Build tag optimisation: lofigui's app.go, controller.go, favicon.go, and serve.go currently have no build tags excluding them from js/wasm builds. Adding //go:build !(js && wasm) to server-only files would eliminate net/http and crypto/tls from non-service-worker WASM builds, dropping the binary from ~8 MB to ~4 MB (~1.2 MB gzipped). This optimisation is separate from the service worker migration and could be done first.

Security audit of go-wasm-http-server

An audit of the library (v2.2.1, 795 lines Go + 95 lines JS) identified the following:

Strengths:

  • Small, auditable codebase --- can be read entirely in one sitting
  • Shallow dependency tree: 3 direct dependencies, zero transitive
  • Architecturally sound --- leverages the browser's own security model for scope, CORS, and CSP enforcement
  • Apache 2.0 license with no concerns

Concerns:

Issue Severity Detail
Bus factor of 1 Medium Single maintainer (103 of 107 commits). No succession plan.
—————
Problem 1 - Summarize the passage on lofigui's WASM builds and the go-wasm-http-server audit in two sentences.
Problem 2 - In the passage on lofigui's WASM builds and the go-wasm-http-server audit, how many direct and transitive dependencies does the audited library have?
Problem 3 - Continue the passage on lofigui's WASM builds and the go-wasm-http-server audit from the point where it stops.
—————
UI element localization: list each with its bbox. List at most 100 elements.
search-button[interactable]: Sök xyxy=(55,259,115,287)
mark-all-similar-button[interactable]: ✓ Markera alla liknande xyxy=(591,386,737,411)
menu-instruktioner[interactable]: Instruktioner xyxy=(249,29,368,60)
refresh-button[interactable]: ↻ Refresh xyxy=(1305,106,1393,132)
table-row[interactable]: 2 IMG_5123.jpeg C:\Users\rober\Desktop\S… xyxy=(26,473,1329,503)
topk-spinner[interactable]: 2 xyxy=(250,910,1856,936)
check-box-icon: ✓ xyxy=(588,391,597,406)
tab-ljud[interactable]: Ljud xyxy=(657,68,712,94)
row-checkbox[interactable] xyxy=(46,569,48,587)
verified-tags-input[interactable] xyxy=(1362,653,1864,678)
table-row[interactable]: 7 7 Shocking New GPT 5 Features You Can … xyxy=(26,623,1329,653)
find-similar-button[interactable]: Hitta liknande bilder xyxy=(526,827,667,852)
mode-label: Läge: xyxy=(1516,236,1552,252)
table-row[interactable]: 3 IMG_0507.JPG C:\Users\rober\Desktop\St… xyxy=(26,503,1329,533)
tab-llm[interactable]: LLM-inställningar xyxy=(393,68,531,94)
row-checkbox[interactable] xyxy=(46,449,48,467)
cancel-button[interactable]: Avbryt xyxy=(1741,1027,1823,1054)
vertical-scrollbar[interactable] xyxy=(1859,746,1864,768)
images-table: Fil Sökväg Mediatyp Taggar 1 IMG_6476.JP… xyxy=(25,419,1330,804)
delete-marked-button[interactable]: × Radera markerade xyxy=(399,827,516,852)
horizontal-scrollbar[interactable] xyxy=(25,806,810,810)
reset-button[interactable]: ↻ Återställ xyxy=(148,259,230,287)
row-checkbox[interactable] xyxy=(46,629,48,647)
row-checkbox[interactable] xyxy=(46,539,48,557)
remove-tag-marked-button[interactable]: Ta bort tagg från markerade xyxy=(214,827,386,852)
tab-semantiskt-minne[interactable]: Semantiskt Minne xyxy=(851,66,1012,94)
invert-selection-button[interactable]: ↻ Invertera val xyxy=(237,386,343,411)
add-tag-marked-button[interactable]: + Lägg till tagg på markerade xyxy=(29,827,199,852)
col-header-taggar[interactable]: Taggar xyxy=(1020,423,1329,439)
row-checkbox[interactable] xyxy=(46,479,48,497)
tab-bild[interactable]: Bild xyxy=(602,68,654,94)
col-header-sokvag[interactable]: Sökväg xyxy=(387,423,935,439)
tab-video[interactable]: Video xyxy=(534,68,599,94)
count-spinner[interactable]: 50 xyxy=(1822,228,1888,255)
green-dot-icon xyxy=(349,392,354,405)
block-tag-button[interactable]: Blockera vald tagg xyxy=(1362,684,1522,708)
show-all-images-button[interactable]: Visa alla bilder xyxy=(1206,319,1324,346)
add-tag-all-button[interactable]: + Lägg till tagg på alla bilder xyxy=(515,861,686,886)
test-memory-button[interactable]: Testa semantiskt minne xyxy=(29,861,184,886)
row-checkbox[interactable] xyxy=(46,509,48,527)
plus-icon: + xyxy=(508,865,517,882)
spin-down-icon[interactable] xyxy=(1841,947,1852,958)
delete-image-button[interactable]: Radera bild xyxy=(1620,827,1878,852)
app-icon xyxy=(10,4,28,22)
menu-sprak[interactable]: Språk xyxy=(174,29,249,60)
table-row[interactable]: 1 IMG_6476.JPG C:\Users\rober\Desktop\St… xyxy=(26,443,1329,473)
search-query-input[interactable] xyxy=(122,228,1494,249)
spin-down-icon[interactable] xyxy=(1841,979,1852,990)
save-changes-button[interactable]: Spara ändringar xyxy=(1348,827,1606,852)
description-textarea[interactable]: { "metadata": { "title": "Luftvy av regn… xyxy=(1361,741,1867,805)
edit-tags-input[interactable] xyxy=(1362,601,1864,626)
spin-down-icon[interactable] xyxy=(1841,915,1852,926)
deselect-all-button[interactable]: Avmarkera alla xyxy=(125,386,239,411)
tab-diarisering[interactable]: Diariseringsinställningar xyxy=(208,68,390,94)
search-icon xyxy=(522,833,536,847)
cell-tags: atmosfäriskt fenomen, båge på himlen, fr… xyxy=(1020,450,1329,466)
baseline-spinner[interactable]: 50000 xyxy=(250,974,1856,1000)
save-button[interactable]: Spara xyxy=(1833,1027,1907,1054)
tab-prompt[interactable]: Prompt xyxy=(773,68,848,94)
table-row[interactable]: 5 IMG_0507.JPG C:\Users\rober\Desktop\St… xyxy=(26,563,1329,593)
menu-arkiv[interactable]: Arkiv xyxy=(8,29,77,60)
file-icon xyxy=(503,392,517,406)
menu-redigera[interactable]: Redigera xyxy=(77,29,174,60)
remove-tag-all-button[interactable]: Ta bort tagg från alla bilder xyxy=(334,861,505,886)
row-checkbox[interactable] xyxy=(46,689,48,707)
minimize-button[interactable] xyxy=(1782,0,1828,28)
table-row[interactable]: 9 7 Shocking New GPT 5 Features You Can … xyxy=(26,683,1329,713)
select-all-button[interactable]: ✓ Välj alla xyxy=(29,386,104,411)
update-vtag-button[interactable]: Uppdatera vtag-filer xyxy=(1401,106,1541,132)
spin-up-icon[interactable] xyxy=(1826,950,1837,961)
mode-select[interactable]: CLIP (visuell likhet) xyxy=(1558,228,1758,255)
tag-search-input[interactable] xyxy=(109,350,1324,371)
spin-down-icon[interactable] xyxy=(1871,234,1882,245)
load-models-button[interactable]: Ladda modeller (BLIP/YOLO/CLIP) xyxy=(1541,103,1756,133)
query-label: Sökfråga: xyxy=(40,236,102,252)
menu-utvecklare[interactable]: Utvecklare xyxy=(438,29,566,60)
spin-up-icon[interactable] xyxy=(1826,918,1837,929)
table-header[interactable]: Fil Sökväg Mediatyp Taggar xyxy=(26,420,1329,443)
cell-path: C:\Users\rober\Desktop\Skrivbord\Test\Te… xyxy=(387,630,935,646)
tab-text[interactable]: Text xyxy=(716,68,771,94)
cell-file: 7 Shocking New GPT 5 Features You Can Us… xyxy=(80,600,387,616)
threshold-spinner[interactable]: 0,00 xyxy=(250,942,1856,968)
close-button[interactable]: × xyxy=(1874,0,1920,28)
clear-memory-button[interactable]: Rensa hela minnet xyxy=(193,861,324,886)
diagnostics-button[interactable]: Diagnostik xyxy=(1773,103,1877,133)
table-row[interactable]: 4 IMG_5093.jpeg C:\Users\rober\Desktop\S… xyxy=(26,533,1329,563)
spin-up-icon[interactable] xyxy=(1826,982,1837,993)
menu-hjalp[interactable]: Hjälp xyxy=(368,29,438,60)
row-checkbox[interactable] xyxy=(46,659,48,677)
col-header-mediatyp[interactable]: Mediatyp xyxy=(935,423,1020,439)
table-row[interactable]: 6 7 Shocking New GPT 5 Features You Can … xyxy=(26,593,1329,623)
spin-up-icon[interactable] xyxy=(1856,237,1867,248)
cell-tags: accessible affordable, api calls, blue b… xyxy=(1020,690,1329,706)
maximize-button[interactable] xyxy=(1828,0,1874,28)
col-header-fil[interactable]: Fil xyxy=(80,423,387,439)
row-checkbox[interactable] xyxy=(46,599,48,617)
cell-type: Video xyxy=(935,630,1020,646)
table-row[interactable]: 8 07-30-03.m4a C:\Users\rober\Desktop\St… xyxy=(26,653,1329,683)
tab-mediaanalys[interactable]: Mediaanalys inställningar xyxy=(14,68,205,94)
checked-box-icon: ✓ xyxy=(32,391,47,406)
—————
Exercise result 1 - Adding the //go:build !(js && wasm) tag to lofigui's server-only files would remove net/http and crypto/tls from non-service-worker WASM builds, cutting the binary from about 8 MB to about 4 MB (about 1.2 MB gzipped), and this change is separate from the service worker migration and could be done first. An audit of go-wasm-http-server v2.2.1 found a small, auditable codebase, a shallow dependency tree, a sound architecture that relies on the browser's security model, and an unproblematic Apache 2.0 license, but it flagged a medium-severity bus factor of 1 because a single maintainer wrote 103 of 107 commits and there is no succession plan.

Exercise result 2 - It has 3 direct dependencies and zero transitive ones.

Exercise result 3 -
No CI or test suite Medium One example doc test exists. No functional tests for request/response serialization, edge cases, or streaming.
Two unmaintained dependencies Low-Medium hack-pad/safejs (3+ years stale), go-js-promise (4.5+ years stale, same author). Both are small and stable, but no one is watching for issues.
Multi-value response headers dropped Low response.go headerValue() uses h.Get(k) which returns only the first value. Multiple Set-Cookie headers are silently lost.
No request body size limits Low A malicious page in scope could POST a multi-GB body to exhaust WASM memory. This is inherent to the architecture, not unique to this library. The Go handler must enforce limits.
Unreleased work on master Info Multi-WASM support and Referer/Host/RequestURI fixes from Nov 2025 have no tagged release.
No SECURITY.md Info No responsible disclosure process documented.

Risk rating for lofigui: Low-Medium. The browser sandbox is the ultimate security boundary. The main risks are reliability (no tests, single maintainer) rather than exploitable vulnerabilities. For demo and internal tool use --- lofigui's target --- the risks are acceptable.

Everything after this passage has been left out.